◆ **Given entries**:
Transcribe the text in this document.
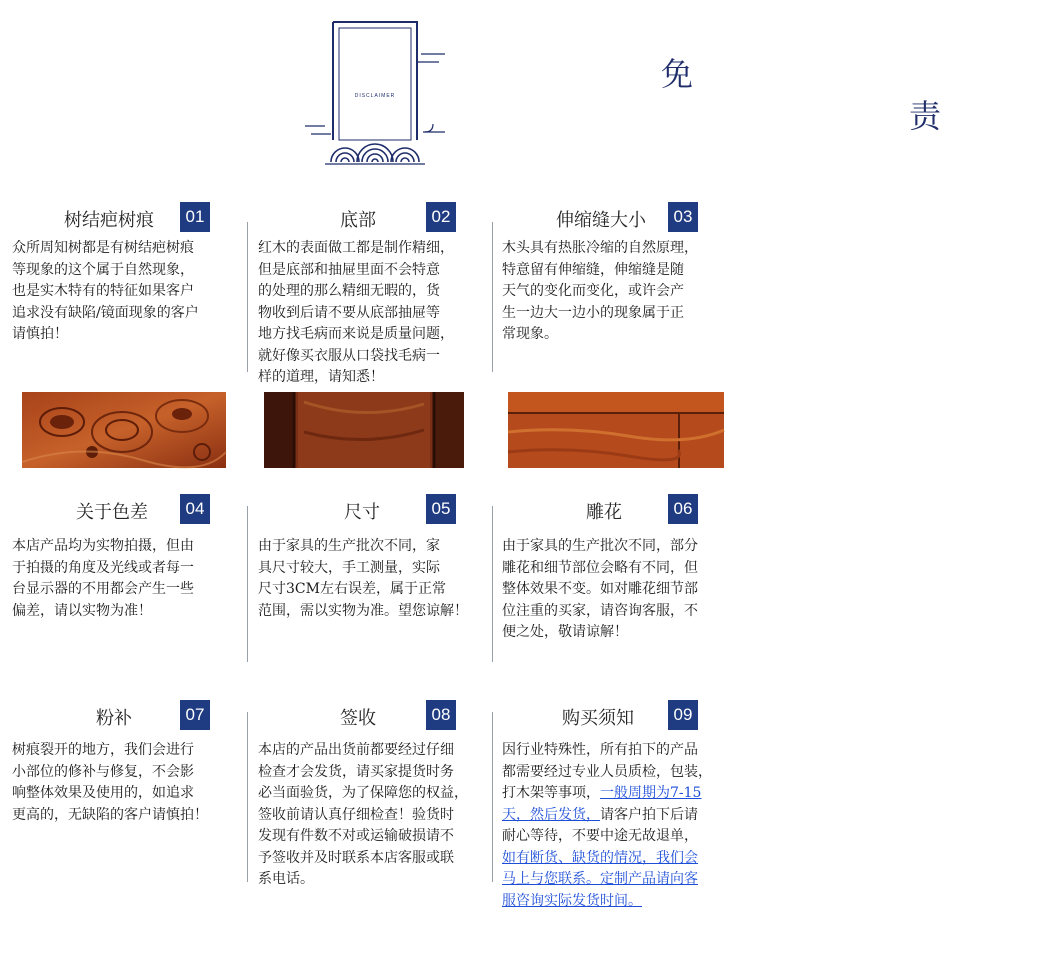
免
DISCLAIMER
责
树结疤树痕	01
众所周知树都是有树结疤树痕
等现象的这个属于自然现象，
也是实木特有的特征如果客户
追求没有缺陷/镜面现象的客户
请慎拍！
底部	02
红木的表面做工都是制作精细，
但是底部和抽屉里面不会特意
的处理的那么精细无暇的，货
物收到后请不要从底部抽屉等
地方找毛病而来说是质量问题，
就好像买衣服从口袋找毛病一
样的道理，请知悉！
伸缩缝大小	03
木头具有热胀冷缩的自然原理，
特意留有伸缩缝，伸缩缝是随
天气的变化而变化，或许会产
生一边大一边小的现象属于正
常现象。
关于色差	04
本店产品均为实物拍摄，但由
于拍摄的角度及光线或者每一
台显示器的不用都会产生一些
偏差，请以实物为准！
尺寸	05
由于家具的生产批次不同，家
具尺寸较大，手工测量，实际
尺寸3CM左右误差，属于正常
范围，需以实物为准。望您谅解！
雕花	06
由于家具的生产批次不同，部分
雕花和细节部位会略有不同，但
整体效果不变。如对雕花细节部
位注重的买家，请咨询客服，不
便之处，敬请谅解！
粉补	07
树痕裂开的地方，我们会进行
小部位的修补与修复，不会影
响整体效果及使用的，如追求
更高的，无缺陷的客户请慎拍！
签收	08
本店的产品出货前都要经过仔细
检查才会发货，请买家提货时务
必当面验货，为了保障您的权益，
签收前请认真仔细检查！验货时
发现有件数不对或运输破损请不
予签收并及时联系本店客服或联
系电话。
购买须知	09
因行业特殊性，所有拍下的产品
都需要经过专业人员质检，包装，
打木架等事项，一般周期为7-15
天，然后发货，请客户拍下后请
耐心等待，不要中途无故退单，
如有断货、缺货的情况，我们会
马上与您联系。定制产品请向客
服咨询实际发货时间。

* * *

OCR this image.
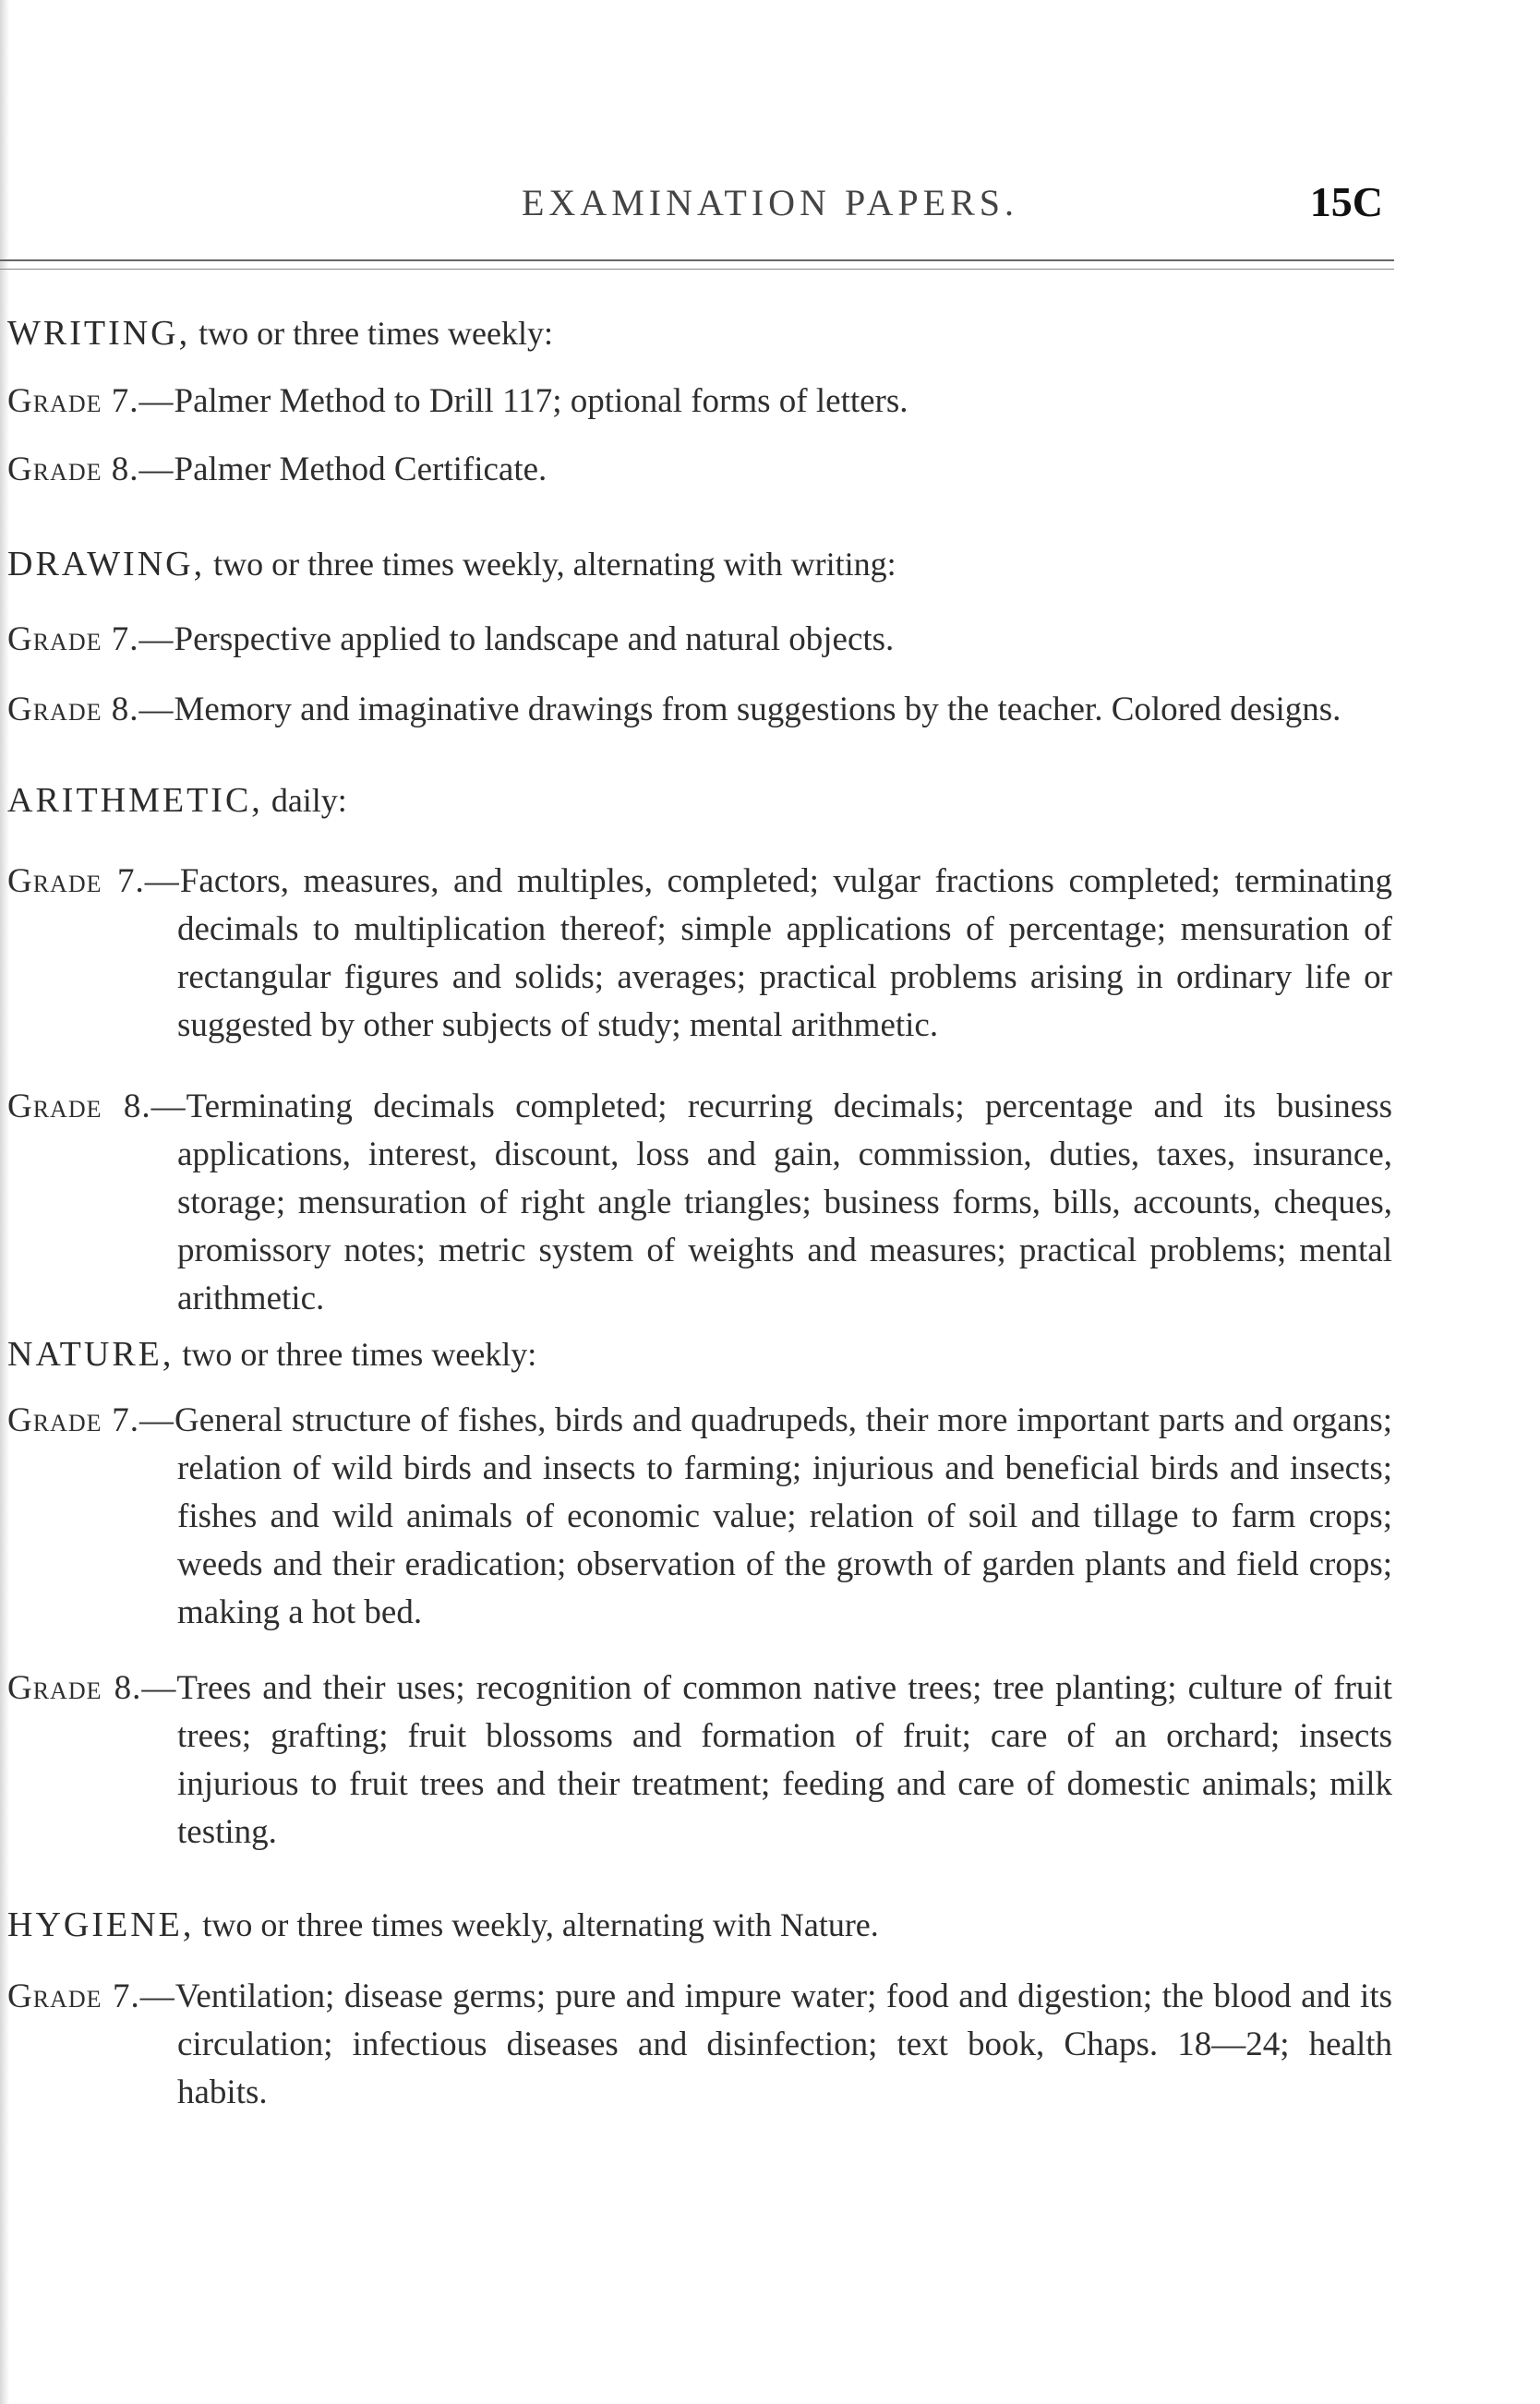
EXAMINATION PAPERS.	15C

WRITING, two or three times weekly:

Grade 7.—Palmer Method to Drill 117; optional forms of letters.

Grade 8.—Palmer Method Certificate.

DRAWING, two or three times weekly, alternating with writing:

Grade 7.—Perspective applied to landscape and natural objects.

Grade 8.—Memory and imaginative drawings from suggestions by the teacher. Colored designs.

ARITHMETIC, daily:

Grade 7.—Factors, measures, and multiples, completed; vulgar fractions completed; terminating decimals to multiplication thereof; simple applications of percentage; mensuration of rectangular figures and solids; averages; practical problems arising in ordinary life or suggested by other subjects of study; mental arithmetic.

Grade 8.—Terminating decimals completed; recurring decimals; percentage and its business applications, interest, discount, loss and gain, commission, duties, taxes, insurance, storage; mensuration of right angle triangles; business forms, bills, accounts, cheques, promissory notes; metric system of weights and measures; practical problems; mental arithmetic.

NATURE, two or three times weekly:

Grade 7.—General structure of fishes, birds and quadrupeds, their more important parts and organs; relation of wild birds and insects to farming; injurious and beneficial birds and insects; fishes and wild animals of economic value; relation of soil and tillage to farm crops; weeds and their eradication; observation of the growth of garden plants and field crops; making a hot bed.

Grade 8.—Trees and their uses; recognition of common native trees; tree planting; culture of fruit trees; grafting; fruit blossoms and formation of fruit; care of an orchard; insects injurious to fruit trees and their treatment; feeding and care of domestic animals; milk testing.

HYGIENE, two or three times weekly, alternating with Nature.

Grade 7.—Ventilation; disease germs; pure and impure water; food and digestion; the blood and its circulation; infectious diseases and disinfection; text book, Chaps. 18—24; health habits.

--

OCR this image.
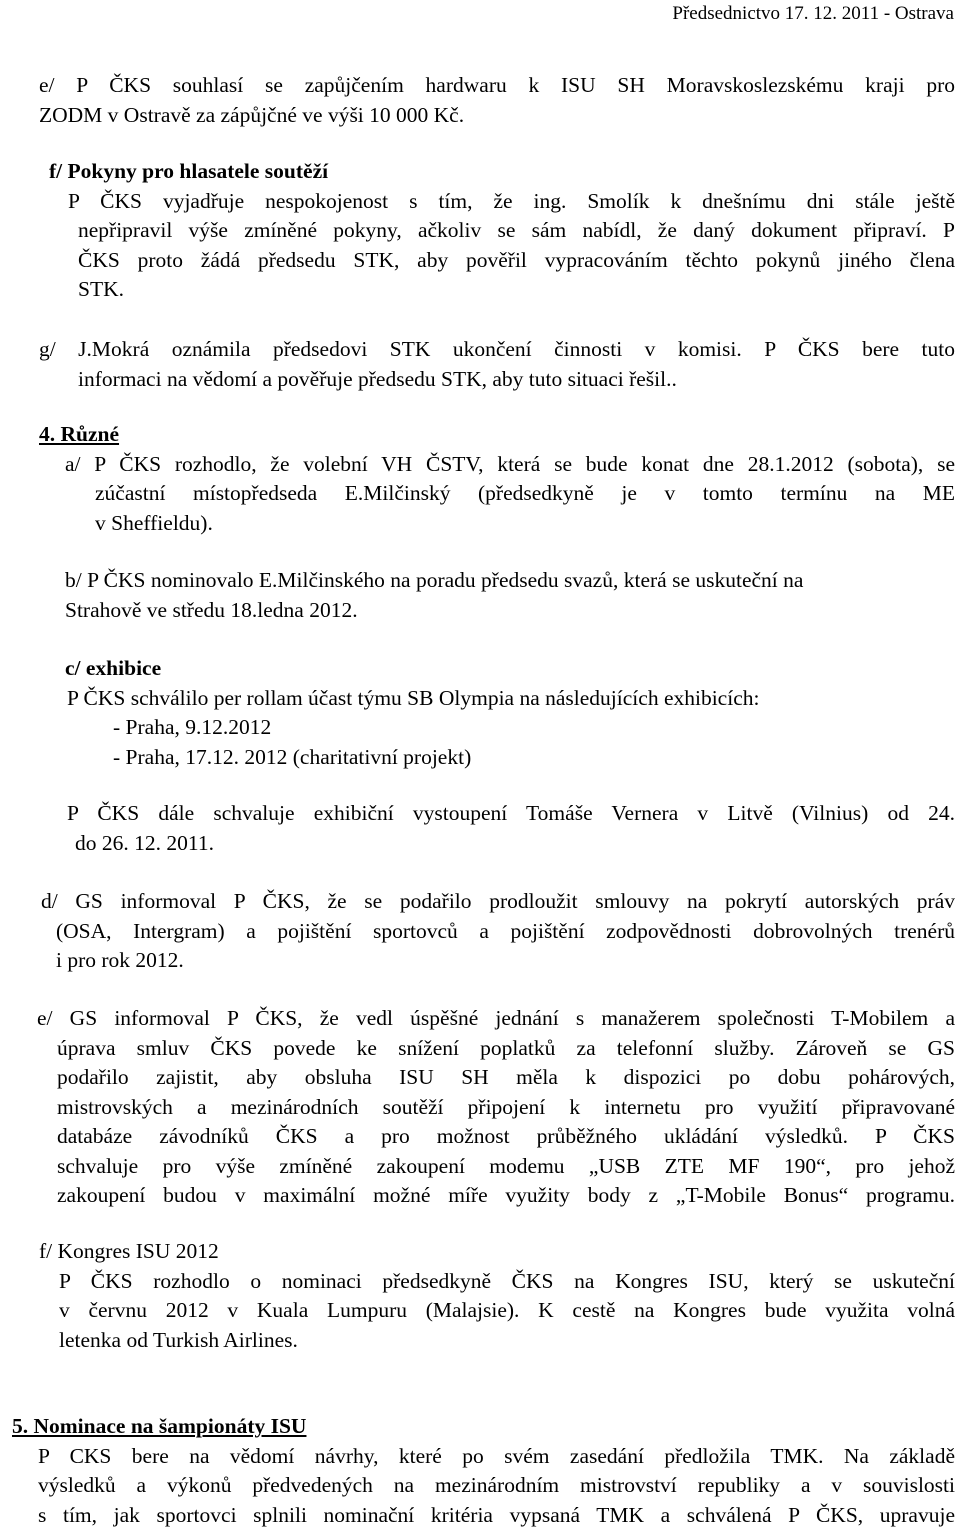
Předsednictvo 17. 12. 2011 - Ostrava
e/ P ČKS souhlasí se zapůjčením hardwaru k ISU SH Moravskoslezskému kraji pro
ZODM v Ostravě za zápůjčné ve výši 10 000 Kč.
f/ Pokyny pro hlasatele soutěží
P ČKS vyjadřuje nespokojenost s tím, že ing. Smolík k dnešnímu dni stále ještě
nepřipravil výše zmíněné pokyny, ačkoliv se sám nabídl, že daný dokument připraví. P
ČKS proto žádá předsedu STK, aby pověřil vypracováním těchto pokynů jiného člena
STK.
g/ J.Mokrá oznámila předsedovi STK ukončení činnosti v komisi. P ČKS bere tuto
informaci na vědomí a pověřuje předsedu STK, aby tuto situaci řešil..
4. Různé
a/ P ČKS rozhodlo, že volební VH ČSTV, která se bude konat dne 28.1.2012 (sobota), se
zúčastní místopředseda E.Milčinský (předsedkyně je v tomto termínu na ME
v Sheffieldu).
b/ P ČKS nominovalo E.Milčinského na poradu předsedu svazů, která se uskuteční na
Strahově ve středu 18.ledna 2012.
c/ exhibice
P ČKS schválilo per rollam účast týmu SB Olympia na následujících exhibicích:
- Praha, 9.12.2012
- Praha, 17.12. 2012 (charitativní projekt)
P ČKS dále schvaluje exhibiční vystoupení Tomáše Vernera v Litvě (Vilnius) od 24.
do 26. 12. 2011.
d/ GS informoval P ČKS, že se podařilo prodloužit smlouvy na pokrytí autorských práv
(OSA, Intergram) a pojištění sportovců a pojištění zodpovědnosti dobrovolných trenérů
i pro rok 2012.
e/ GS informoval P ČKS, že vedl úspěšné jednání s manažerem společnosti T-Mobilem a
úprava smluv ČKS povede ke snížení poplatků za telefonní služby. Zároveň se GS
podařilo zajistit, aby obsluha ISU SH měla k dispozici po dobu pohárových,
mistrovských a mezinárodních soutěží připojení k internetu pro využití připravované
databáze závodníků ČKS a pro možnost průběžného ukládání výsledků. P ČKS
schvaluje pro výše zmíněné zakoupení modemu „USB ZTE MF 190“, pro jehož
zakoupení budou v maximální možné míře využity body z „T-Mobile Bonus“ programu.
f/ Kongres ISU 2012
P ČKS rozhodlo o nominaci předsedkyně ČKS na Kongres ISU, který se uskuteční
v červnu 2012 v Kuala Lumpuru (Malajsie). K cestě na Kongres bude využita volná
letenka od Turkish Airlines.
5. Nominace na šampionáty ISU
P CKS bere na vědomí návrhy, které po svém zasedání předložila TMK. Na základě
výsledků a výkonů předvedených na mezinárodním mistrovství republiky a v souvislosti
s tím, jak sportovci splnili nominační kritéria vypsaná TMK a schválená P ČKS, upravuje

◆ **Short exercise**:
Locate the lines above that hold the word "rozhodlo". Show every one of them.

◆ **Solved exercise**:
a/ P ČKS rozhodlo, že volební VH ČSTV, která se bude konat dne 28.1.2012 (sobota), se
P ČKS rozhodlo o nominaci předsedkyně ČKS na Kongres ISU, který se uskuteční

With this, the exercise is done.